> [REQUEST]: Identify the lines that contain the string "dniu" and copy all of them.

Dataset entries
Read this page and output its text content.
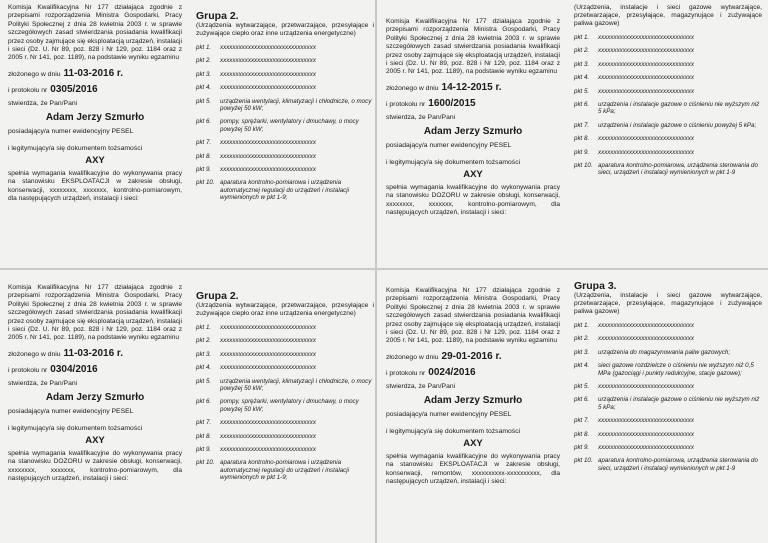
Komisja Kwalifikacyjna Nr 177 działająca zgodnie z przepisami rozporządzenia Ministra Gospodarki, Pracy Polityki Społecznej z dnia 28 kwietnia 2003 r. w sprawie szczegółowych zasad stwierdzania posiadania kwalifikacji przez osoby zajmujące się eksploatacją urządzeń, instalacji i sieci (Dz. U. Nr 89, poz. 828 i Nr 129, poz. 1184 oraz z 2005 r. Nr 141, poz. 1189), na podstawie wyniku egzaminu

złożonego w dniu 11-03-2016 r.
i protokołu nr 0305/2016
stwierdza, że Pan/Pani
Adam Jerzy Szmurło
posiadający/a numer ewidencyjny PESEL
i legitymujący/a się dokumentem tożsamości
AXY

spełnia wymagania kwalifikacyjne do wykonywania pracy na stanowisku EKSPLOATACJI w zakresie obsługi, konserwacji, xxxxxxxx, xxxxxxx, kontrolno-pomiarowym, dla następujących urządzeń, instalacji i sieci:

Komisja Kwalifikacyjna Nr 177 działająca zgodnie z przepisami rozporządzenia Ministra Gospodarki, Pracy Polityki Społecznej z dnia 28 kwietnia 2003 r. w sprawie szczegółowych zasad stwierdzania posiadania kwalifikacji przez osoby zajmujące się eksploatacją urządzeń, instalacji i sieci (Dz. U. Nr 89, poz. 828 i Nr 129, poz. 1184 oraz z 2005 r. Nr 141, poz. 1189), na podstawie wyniku egzaminu

złożonego w dniu 14-12-2015 r.
i protokołu nr 1600/2015
stwierdza, że Pan/Pani
Adam Jerzy Szmurło
posiadający/a numer ewidencyjny PESEL
i legitymujący/a się dokumentem tożsamości
AXY

spełnia wymagania kwalifikacyjne do wykonywania pracy na stanowisku DOZORU w zakresie obsługi, konserwacji, xxxxxxxx, xxxxxxx, kontrolno-pomiarowym, dla następujących urządzeń, instalacji i sieci:

Komisja Kwalifikacyjna Nr 177 działająca zgodnie z przepisami rozporządzenia Ministra Gospodarki, Pracy Polityki Społecznej z dnia 28 kwietnia 2003 r. w sprawie szczegółowych zasad stwierdzania posiadania kwalifikacji przez osoby zajmujące się eksploatacją urządzeń, instalacji i sieci (Dz. U. Nr 89, poz. 828 i Nr 129, poz. 1184 oraz z 2005 r. Nr 141, poz. 1189), na podstawie wyniku egzaminu

złożonego w dniu 11-03-2016 r.
i protokołu nr 0304/2016
stwierdza, że Pan/Pani
Adam Jerzy Szmurło
posiadający/a numer ewidencyjny PESEL
i legitymujący/a się dokumentem tożsamości
AXY

spełnia wymagania kwalifikacyjne do wykonywania pracy na stanowisku DOZORU w zakresie obsługi, konserwacji, xxxxxxxx, xxxxxxx, kontrolno-pomiarowym, dla następujących urządzeń, instalacji i sieci:

Komisja Kwalifikacyjna Nr 177 działająca zgodnie z przepisami rozporządzenia Ministra Gospodarki, Pracy Polityki Społecznej z dnia 28 kwietnia 2003 r. w sprawie szczegółowych zasad stwierdzania posiadania kwalifikacji przez osoby zajmujące się eksploatacją urządzeń, instalacji i sieci (Dz. U. Nr 89, poz. 828 i Nr 129, poz. 1184 oraz z 2005 r. Nr 141, poz. 1189), na podstawie wyniku egzaminu

złożonego w dniu 29-01-2016 r.
i protokołu nr 0024/2016
stwierdza, że Pan/Pani
Adam Jerzy Szmurło
posiadający/a numer ewidencyjny PESEL
i legitymujący/a się dokumentem tożsamości
AXY

spełnia wymagania kwalifikacyjne do wykonywania pracy na stanowisku EKSPLOATACJI w zakresie obsługi, konserwacji, remontów, xxxxxxxxxx-xxxxxxxxxx, dla następujących urządzeń, instalacji i sieci:

Grupa 2.

(Urządzenia wytwarzające, przetwarzające, przesyłające i zużywające ciepło oraz inne urządzenia energetyczne)

pkt 1.	xxxxxxxxxxxxxxxxxxxxxxxxxxxxxxx
pkt 2.	xxxxxxxxxxxxxxxxxxxxxxxxxxxxxxx
pkt 3.	xxxxxxxxxxxxxxxxxxxxxxxxxxxxxxx
pkt 4.	xxxxxxxxxxxxxxxxxxxxxxxxxxxxxxx
pkt 5.	urządzenia wentylacji, klimatyzacji i chłodnicze, o mocy powyżej 50 kW;
pkt 6.	pompy, sprężarki, wentylatory i dmuchawy, o mocy powyżej 50 kW;
pkt 7.	xxxxxxxxxxxxxxxxxxxxxxxxxxxxxxx
pkt 8.	xxxxxxxxxxxxxxxxxxxxxxxxxxxxxxx
pkt 9.	xxxxxxxxxxxxxxxxxxxxxxxxxxxxxxx
pkt 10. aparatura kontrolno-pomiarowa i urządzenia automatycznej regulacji do urządzeń i instalacji wymienionych w pkt 1-9;

(Urządzenia, instalacje i sieci gazowe wytwarzające, przetwarzające, przesyłające, magazynujące i zużywające paliwa gazowe)

pkt 1.	xxxxxxxxxxxxxxxxxxxxxxxxxxxxxxx
pkt 2.	xxxxxxxxxxxxxxxxxxxxxxxxxxxxxxx
pkt 3.	xxxxxxxxxxxxxxxxxxxxxxxxxxxxxxx
pkt 4.	xxxxxxxxxxxxxxxxxxxxxxxxxxxxxxx
pkt 5.	xxxxxxxxxxxxxxxxxxxxxxxxxxxxxxx
pkt 6.	urządzenia i instalacje gazowe o ciśnieniu nie wyższym niż 5 kPa;
pkt 7.	urządzenia i instalacje gazowe o ciśnieniu powyżej 5 kPa;
pkt 8.	xxxxxxxxxxxxxxxxxxxxxxxxxxxxxxx
pkt 9.	xxxxxxxxxxxxxxxxxxxxxxxxxxxxxxx
pkt 10. aparatura kontrolno-pomiarowa, urządzenia sterowania do sieci, urządzeń i instalacji wymienionych w pkt 1-9
Grupa 2.

(Urządzenia wytwarzające, przetwarzające, przesyłające i zużywające ciepło oraz inne urządzenia energetyczne)

pkt 1.	xxxxxxxxxxxxxxxxxxxxxxxxxxxxxxx
pkt 2.	xxxxxxxxxxxxxxxxxxxxxxxxxxxxxxx
pkt 3.	xxxxxxxxxxxxxxxxxxxxxxxxxxxxxxx
pkt 4.	xxxxxxxxxxxxxxxxxxxxxxxxxxxxxxx
pkt 5.	urządzenia wentylacji, klimatyzacji i chłodnicze, o mocy powyżej 50 kW;
pkt 6.	pompy, sprężarki, wentylatory i dmuchawy, o mocy powyżej 50 kW;
pkt 7.	xxxxxxxxxxxxxxxxxxxxxxxxxxxxxxx
pkt 8.	xxxxxxxxxxxxxxxxxxxxxxxxxxxxxxx
pkt 9.	xxxxxxxxxxxxxxxxxxxxxxxxxxxxxxx
pkt 10. aparatura kontrolno-pomiarowa i urządzenia automatycznej regulacji do urządzeń i instalacji wymienionych w pkt 1-9;
Grupa 3.

(Urządzenia, instalacje i sieci gazowe wytwarzające, przetwarzające, przesyłające, magazynujące i zużywające paliwa gazowe)

pkt 1.	xxxxxxxxxxxxxxxxxxxxxxxxxxxxxxx
pkt 2.	xxxxxxxxxxxxxxxxxxxxxxxxxxxxxxx
pkt 3.	urządzenia do magazynowania paliw gazowych;
pkt 4.	sieci gazowe rozdzielcze o ciśnieniu nie wyższym niż 0,5 MPa (gazociągi i punkty redukcyjne, stacje gazowe);
pkt 5.	xxxxxxxxxxxxxxxxxxxxxxxxxxxxxxx
pkt 6.	urządzenia i instalacje gazowe o ciśnieniu nie wyższym niż 5 kPa;
pkt 7.	xxxxxxxxxxxxxxxxxxxxxxxxxxxxxxx
pkt 8.	xxxxxxxxxxxxxxxxxxxxxxxxxxxxxxx
pkt 9.	xxxxxxxxxxxxxxxxxxxxxxxxxxxxxxx
pkt 10. aparatura kontrolno-pomiarowa, urządzenia sterowania do sieci, urządzeń i instalacji wymienionych w pkt 1-9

> [CORRECT ANSWER]:
złożonego w dniu 11-03-2016 r.
złożonego w dniu 14-12-2015 r.
złożonego w dniu 11-03-2016 r.
złożonego w dniu 29-01-2016 r.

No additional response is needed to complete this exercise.